::: Text passage

Do you remember the time when Aamir Khan wanted to be an assistant on Mr India and Satish Kaushik refused to give him a chance?
Yes, Aamir wanted to be my assistant. I can’t remember which film it was, but he wanted to be my assistant. He came and Satish said no. Aamir came after a tennis game, he still had his tennis racket with him. He came in shorts. I don’t know what I remember but this was true. And Satish had said, ‘If he’s my assistant, I don’t have a car, how can he come in a car?’ Aamir has said this in his interview, too, he actually came in a borrowed car. And thank God, Satish told him a no. Had Aamir been my assistant, he would not have made all these wonderful films, he would not have been the big star. Who knows?
Of late, with films like RRR making a global impact and even in Hollywood movies, we’ve seen brown characters having a strong representation and their stories being told and appreciated. Do you feel filmmakers like yourself, have contributed to the change?
No, there are many reasons. When you say brown people, let’s refer to them as Asian people. Let’s just say Asians are brown; now their voices are being heard. And because their voices are being heard, they’re becoming directors, they’ve gone behind the cameras, they’re becoming amazing writers, and this year’s Oscars really proved that.
Because their voices are being heard, they are pushing forward and that’s why their stories are being heard. And therefore, their story is becoming more relevant. The movie Everything Everywhere All At Once, which won the Oscar, wasn’t born of a movement, it was born of a realization that there’s a huge market for this. Let’s face it, Hollywood or any other movie business is very market driven. So suddenly, there’s a market for Asian people. How can anyone ignore the fact that China can make a film that ends up earning a billion dollars in its own country? A film like Crazy Rich Asians made $400 million. I still say, the biggest hit Indian film ever was actually Slumdog Millionaire. It earned almost half a billion dollars. The director was not Indian, but the novel was Indian, it was shot in India, all the cast was Indian. It earned half a billion dollars. So as people realize that there is this new voice coming in, and there is a market for it, there are more films on Asians.

::::::
::: Material shown

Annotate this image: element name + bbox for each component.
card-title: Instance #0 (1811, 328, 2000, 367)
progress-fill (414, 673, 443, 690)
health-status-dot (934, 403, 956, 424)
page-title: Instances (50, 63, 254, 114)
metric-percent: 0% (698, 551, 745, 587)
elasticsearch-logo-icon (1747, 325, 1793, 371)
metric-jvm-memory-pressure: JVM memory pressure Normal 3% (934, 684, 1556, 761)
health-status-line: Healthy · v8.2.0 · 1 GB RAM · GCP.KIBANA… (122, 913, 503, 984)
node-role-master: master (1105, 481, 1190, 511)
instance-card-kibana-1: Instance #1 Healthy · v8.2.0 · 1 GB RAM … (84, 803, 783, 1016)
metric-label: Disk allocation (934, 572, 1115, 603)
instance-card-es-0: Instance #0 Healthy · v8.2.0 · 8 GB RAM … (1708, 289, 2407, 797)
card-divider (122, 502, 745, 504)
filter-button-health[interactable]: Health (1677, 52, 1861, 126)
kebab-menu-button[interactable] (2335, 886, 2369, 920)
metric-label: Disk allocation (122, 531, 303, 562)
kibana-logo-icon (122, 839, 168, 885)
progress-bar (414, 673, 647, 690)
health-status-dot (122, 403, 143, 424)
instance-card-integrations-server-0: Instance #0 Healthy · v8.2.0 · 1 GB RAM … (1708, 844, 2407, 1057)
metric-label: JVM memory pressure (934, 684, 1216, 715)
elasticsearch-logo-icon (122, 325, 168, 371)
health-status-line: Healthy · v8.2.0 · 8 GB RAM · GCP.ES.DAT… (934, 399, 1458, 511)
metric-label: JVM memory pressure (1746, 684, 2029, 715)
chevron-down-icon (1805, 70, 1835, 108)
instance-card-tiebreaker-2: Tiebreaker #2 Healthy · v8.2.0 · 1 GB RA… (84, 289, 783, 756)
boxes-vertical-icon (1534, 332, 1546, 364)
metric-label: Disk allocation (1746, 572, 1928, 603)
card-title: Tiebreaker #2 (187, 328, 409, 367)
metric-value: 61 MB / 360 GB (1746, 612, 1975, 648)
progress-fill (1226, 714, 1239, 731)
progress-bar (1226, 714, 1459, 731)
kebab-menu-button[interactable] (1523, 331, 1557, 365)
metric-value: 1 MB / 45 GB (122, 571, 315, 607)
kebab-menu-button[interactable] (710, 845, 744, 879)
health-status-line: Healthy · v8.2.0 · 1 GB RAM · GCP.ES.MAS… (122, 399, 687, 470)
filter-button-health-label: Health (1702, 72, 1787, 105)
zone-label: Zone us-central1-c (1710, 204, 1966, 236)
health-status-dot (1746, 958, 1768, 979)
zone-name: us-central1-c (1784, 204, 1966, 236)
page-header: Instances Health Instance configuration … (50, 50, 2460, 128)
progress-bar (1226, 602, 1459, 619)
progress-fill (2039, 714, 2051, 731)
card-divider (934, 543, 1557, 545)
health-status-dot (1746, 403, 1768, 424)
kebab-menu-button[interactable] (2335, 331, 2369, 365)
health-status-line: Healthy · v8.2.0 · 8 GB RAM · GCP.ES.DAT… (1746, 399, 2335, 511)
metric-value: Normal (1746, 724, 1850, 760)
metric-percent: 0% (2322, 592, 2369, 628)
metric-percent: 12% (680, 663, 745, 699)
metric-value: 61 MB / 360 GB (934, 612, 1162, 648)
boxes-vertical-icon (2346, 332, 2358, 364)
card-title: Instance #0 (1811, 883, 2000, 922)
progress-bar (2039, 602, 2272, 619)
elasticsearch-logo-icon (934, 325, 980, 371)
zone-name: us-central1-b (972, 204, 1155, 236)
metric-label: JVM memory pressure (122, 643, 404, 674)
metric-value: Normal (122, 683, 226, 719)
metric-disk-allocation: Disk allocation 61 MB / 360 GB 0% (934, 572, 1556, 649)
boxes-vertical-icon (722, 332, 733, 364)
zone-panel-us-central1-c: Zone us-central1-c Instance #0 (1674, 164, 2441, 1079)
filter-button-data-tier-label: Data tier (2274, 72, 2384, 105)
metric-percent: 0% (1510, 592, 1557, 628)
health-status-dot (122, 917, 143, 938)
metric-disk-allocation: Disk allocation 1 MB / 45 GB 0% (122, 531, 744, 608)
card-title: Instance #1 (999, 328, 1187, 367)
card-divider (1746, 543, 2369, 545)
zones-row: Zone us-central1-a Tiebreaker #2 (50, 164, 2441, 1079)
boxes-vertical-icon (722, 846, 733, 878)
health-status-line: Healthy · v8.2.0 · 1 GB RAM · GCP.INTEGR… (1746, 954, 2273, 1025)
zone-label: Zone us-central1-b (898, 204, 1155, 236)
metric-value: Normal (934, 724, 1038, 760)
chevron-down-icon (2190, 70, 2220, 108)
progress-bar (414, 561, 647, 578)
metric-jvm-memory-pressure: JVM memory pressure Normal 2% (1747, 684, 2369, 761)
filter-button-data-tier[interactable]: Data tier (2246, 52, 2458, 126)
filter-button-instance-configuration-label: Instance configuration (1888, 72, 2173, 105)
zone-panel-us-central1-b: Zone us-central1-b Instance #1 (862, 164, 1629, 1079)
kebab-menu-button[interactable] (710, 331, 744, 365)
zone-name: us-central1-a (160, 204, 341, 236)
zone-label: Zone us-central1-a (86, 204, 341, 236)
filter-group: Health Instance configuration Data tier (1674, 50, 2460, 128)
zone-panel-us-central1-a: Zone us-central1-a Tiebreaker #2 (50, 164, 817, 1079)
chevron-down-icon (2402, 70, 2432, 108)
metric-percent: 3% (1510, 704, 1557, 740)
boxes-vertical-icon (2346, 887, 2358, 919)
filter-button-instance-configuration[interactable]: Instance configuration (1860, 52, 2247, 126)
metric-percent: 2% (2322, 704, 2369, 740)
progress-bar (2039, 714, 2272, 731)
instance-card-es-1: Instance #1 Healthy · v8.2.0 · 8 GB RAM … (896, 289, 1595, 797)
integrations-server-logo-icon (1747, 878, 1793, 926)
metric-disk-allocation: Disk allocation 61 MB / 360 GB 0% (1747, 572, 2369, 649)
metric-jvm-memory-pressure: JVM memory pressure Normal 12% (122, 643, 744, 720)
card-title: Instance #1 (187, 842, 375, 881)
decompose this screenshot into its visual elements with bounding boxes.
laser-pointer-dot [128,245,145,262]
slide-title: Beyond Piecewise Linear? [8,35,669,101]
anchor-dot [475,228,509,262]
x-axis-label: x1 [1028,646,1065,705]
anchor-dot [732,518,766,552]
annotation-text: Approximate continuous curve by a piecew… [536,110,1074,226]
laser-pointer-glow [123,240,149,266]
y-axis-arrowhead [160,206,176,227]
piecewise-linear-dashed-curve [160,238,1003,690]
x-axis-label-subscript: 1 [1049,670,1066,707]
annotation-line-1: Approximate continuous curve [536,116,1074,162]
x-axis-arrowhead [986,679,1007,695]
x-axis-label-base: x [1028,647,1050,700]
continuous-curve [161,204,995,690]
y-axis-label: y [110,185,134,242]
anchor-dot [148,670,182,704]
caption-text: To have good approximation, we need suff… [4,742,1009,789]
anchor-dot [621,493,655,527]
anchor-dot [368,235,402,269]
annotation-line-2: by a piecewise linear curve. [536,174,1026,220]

::::::

**Exercise instructions:**
1. Please repeat the passage of the interview that begins at the words "Yes, Aamir wanted" and stops after "star. Who knows?".
2. Pick out each line of the records that contains the string "Data".

**Answer list:**
1.
Yes, Aamir wanted to be my assistant. I can’t remember which film it was, but he wanted to be my assistant. He came and Satish said no. Aamir came after a tennis game, he still had his tennis racket with him. He came in shorts. I don’t know what I remember but this was true. And Satish had said, ‘If he’s my assistant, I don’t have a car, how can he come in a car?’ Aamir has said this in his interview, too, he actually came in a borrowed car. And thank God, Satish told him a no. Had Aamir been my assistant, he would not have made all these wonderful films, he would not have been the big star. Who knows?

2.
filter-button-data-tier-label: Data tier (2274, 72, 2384, 105)
filter-button-data-tier[interactable]: Data tier (2246, 52, 2458, 126)
filter-group: Health Instance configuration Data tier (1674, 50, 2460, 128)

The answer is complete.